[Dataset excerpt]
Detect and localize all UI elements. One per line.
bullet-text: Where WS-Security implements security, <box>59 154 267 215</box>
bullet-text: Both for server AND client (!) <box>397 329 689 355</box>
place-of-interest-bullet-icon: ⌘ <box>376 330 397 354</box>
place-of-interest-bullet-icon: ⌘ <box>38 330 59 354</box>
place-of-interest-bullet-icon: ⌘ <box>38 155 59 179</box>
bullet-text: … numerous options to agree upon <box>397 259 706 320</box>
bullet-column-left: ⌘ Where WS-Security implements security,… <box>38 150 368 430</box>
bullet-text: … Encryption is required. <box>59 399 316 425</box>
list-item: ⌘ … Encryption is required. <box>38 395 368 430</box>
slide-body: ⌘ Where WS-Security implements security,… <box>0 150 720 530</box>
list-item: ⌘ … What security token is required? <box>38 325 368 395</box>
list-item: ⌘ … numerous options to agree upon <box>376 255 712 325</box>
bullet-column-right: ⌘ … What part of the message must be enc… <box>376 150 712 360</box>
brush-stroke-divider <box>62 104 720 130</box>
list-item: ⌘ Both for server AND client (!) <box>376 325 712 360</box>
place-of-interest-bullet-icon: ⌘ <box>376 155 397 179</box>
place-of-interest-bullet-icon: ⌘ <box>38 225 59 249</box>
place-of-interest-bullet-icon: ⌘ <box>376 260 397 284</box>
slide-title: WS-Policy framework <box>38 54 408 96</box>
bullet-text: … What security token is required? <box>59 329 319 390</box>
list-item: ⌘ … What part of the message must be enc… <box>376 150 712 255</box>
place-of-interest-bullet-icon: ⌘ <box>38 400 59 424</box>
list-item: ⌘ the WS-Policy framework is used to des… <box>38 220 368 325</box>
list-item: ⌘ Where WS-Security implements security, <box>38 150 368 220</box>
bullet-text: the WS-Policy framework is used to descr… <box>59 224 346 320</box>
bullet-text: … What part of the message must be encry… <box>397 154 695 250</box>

# WORK TO BE COMPLETED
Please find each line in the records above that contains the word "upon" and copy those lines in full. Case counts when matching.

# ANSWER TO THIS TASK
bullet-text: … numerous options to agree upon <box>397 259 706 320</box>
list-item: ⌘ … numerous options to agree upon <box>376 255 712 325</box>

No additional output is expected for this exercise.